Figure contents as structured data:
## Start

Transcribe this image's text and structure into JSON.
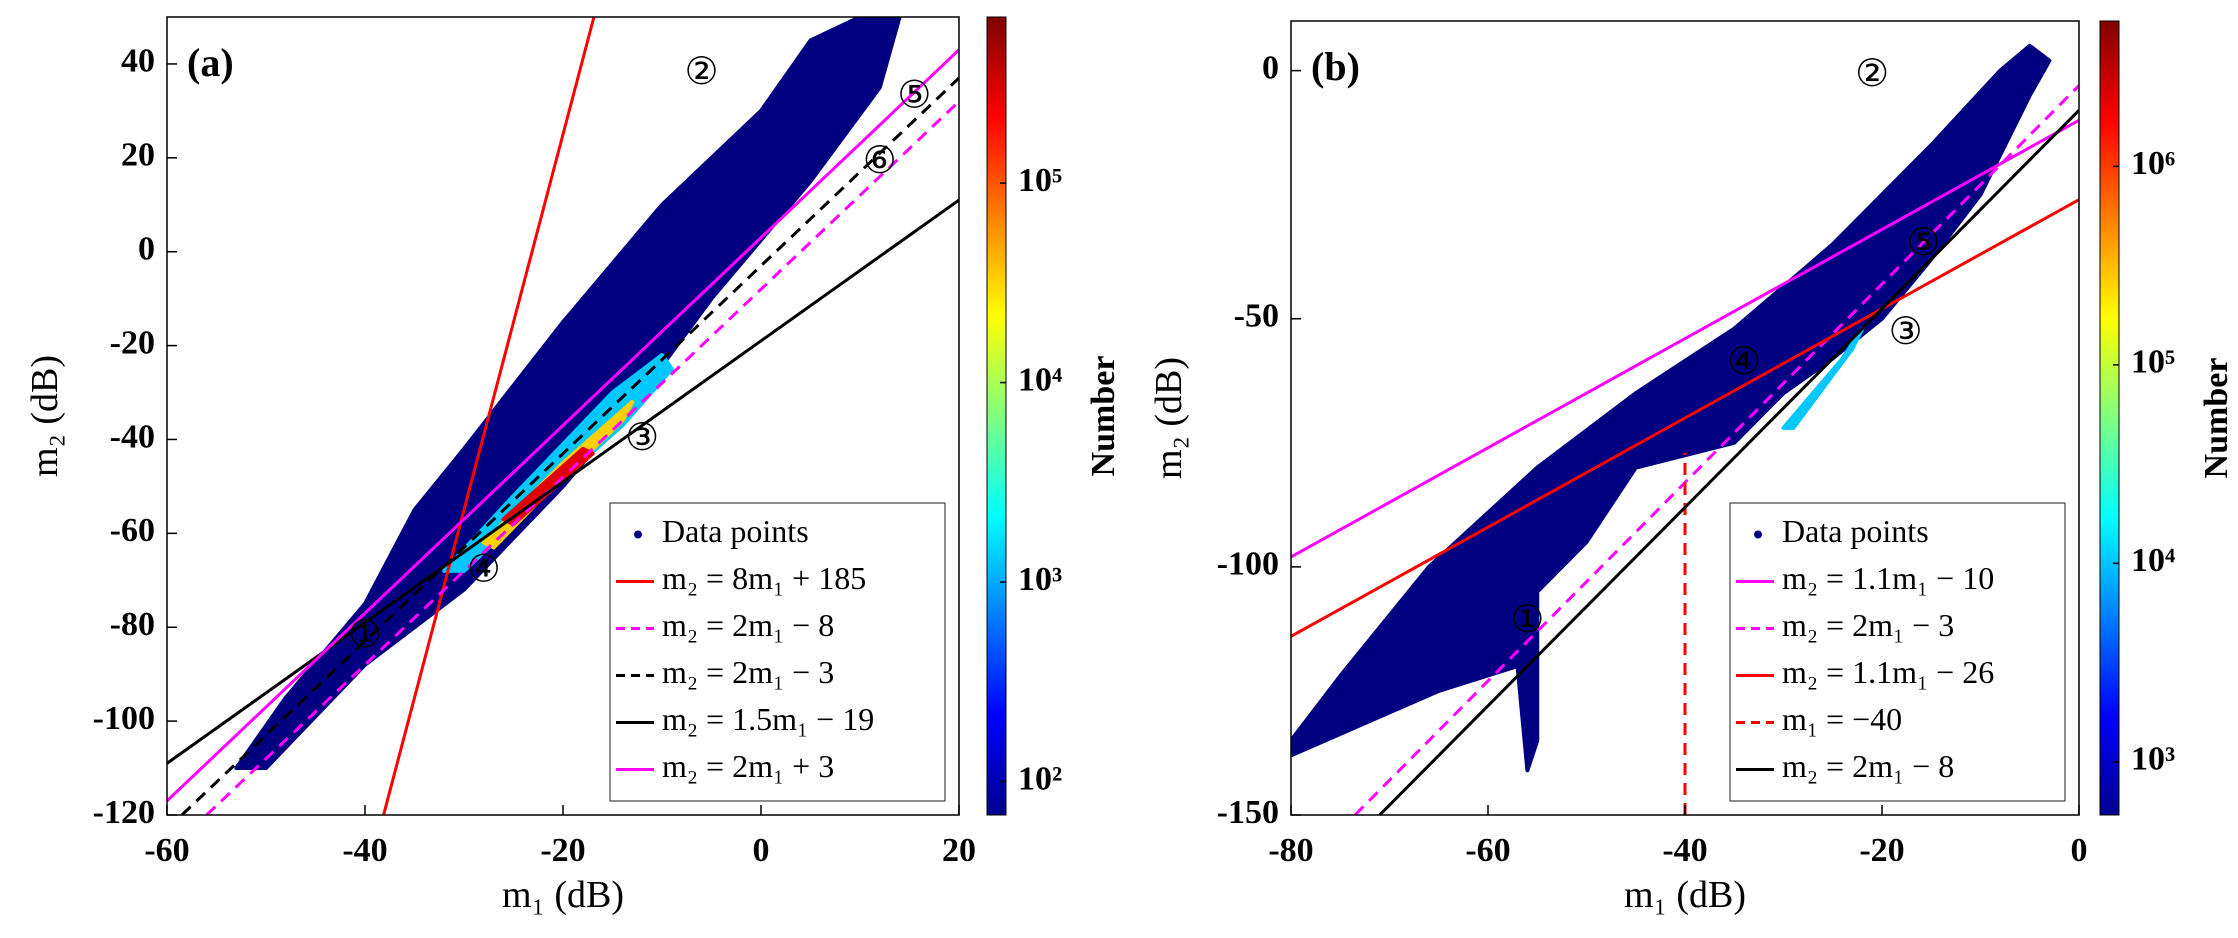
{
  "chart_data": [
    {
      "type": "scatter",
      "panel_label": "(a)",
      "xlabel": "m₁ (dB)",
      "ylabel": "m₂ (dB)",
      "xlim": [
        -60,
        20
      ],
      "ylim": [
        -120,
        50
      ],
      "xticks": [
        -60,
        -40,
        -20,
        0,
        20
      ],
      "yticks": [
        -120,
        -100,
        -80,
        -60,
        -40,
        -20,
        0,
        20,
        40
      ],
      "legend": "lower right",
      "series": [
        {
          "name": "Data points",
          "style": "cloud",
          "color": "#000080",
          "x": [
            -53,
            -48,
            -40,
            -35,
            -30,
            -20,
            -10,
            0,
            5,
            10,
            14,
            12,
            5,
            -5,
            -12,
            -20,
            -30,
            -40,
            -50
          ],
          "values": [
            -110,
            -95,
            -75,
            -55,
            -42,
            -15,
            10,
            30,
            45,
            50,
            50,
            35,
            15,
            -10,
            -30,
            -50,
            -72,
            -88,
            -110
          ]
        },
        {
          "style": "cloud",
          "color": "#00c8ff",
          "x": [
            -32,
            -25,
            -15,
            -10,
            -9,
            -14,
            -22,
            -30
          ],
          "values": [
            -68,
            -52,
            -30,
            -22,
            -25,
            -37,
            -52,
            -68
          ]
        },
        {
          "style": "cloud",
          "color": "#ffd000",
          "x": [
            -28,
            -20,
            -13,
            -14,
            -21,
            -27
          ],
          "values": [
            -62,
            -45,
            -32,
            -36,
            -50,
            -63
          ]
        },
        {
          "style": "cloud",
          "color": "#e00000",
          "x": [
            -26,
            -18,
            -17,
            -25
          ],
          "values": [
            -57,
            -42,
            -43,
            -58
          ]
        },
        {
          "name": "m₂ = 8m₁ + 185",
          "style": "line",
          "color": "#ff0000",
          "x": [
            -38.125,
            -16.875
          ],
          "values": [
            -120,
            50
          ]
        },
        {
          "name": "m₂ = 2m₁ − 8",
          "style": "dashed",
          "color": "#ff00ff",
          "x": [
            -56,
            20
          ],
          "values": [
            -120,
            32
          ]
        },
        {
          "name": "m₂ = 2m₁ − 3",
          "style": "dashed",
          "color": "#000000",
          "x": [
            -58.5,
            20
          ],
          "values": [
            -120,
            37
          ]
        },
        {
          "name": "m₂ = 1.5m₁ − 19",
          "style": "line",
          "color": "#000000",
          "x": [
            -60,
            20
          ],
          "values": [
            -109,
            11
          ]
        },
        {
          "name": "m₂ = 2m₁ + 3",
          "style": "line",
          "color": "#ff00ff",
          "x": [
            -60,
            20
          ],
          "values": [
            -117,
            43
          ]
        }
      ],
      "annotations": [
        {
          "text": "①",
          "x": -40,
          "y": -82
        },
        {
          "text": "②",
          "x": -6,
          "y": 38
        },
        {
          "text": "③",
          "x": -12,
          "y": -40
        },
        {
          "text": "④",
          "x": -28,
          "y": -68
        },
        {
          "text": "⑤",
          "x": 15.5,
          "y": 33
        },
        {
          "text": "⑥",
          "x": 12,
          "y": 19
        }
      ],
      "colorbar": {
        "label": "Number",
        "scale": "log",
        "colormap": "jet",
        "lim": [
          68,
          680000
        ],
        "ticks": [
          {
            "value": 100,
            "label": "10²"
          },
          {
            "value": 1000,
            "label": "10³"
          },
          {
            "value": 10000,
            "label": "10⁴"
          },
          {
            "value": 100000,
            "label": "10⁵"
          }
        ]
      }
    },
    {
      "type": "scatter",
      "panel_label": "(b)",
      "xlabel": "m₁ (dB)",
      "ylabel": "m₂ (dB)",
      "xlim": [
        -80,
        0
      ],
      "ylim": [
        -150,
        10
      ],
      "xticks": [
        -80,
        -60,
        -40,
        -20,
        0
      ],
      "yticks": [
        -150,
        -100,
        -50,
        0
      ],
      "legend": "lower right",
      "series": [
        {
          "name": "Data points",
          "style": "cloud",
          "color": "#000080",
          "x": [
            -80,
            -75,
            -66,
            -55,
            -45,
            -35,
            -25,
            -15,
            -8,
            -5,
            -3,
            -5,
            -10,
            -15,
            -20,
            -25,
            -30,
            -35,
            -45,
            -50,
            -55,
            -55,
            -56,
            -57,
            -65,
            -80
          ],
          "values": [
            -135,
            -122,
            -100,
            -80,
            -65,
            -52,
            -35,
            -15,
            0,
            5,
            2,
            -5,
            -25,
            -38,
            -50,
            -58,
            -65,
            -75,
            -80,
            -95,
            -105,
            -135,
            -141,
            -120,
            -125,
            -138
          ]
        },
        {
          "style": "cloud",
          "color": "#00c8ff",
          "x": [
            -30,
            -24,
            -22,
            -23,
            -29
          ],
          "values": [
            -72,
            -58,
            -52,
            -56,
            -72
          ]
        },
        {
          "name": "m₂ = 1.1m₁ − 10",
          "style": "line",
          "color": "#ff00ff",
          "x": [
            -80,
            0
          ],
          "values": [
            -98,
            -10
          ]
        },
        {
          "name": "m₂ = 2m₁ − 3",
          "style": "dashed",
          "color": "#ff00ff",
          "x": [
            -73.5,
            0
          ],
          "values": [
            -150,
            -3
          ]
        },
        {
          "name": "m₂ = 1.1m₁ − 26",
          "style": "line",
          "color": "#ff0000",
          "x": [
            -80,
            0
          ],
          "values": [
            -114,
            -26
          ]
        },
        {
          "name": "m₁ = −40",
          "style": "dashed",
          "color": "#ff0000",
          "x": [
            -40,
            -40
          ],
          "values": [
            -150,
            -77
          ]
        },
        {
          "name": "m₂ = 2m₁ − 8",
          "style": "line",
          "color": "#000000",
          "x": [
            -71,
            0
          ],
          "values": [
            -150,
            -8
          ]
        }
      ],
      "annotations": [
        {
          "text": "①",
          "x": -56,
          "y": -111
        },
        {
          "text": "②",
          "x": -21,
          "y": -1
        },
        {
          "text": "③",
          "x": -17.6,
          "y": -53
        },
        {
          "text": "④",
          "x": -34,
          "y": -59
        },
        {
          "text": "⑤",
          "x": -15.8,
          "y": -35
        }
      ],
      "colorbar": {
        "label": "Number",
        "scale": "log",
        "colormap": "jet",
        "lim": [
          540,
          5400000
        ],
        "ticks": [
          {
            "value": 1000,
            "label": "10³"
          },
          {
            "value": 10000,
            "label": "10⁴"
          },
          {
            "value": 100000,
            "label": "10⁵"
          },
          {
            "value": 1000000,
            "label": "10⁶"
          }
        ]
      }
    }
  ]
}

## End
## Start

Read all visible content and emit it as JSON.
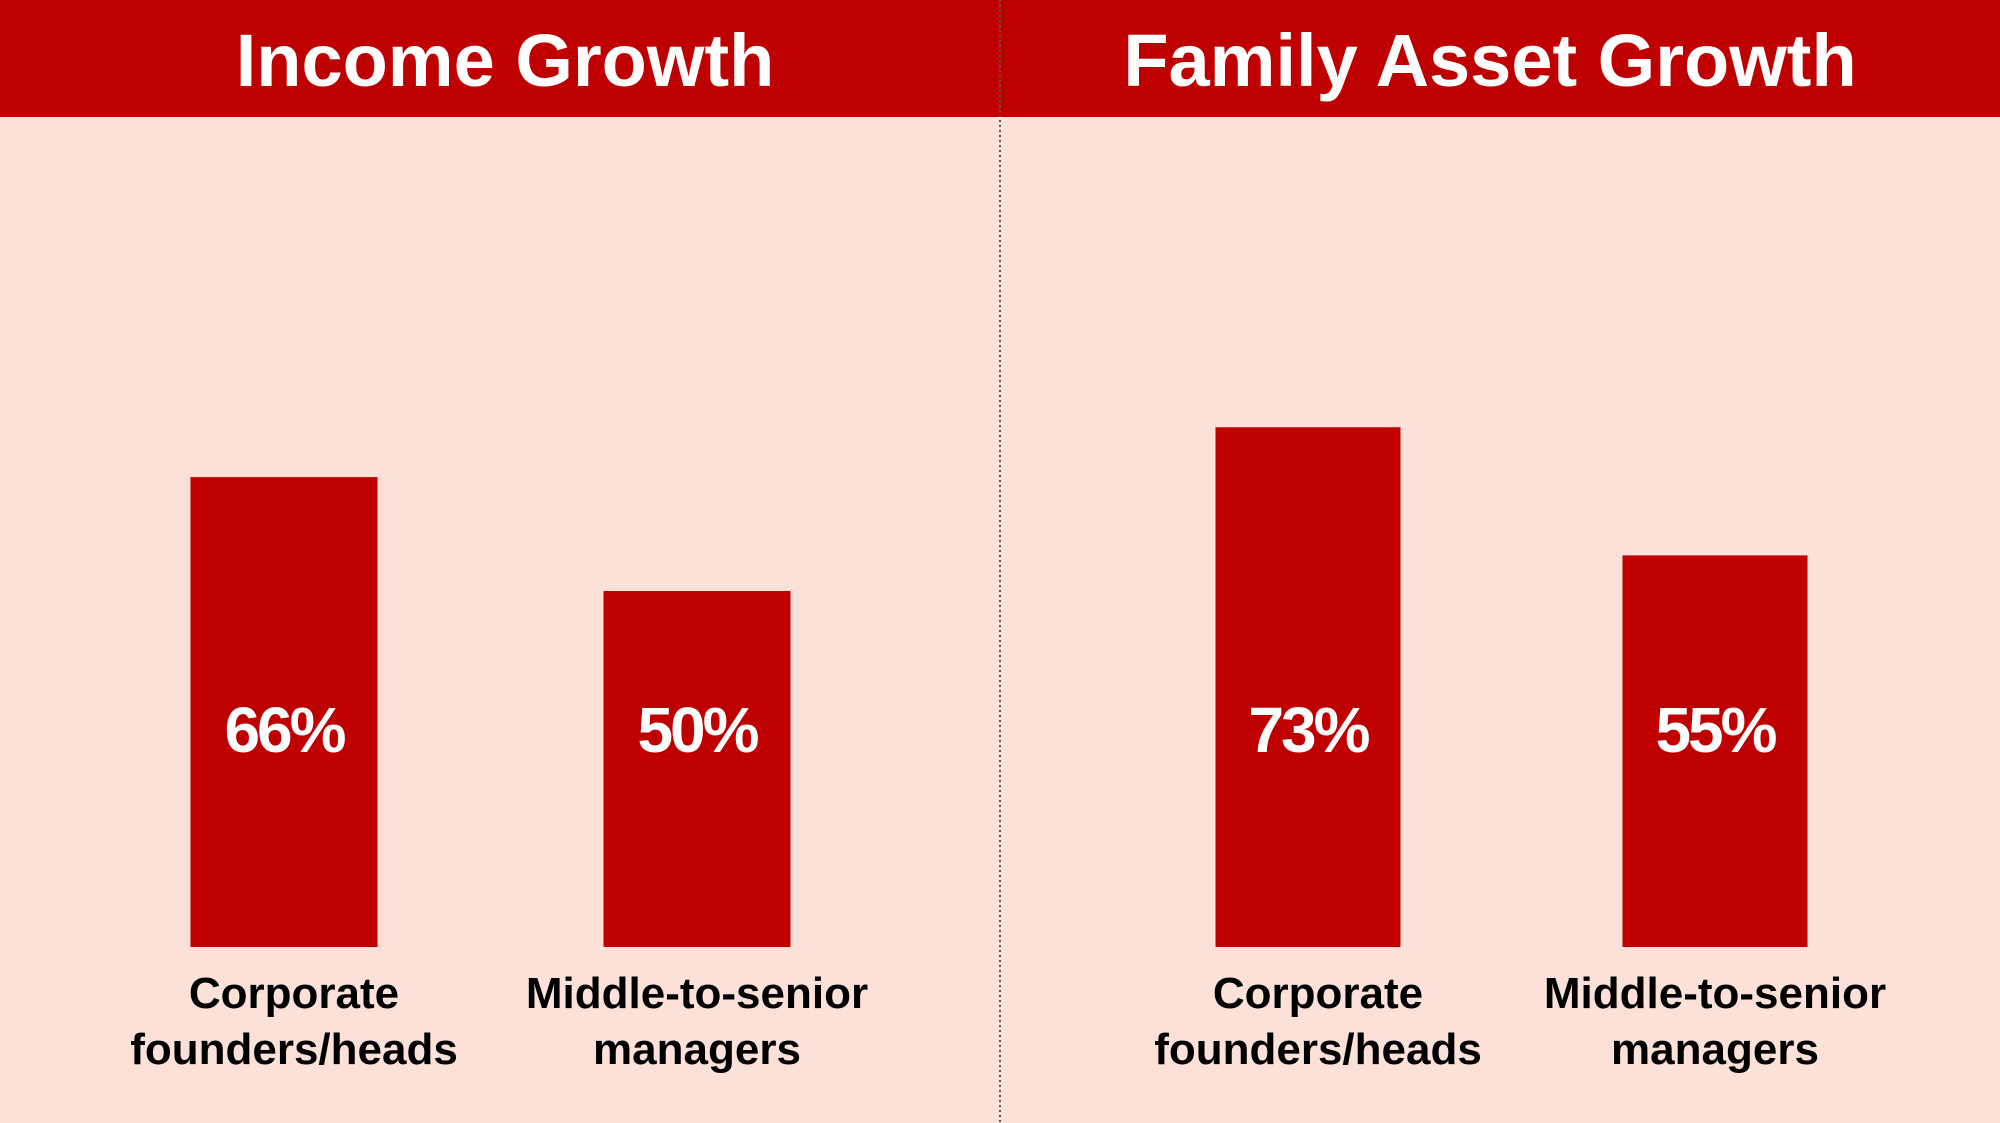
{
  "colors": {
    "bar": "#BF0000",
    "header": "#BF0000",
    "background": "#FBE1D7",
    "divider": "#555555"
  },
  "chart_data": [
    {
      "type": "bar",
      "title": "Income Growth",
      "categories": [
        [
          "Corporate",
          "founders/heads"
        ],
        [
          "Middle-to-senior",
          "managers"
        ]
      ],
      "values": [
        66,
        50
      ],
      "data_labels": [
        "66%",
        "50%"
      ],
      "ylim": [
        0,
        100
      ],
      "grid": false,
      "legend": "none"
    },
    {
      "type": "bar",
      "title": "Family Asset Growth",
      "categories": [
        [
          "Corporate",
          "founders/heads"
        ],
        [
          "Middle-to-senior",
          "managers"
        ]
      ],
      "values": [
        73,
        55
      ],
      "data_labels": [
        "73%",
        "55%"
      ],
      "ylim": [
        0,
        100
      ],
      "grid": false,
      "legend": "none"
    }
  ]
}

## End

> [DIRECTIONS FOR THIS TASK]:
Search the records for the word "Growth", then list every line that has it.

> [WRITTEN RESPONSE]:
      "title": "Income Growth",
      "title": "Family Asset Growth",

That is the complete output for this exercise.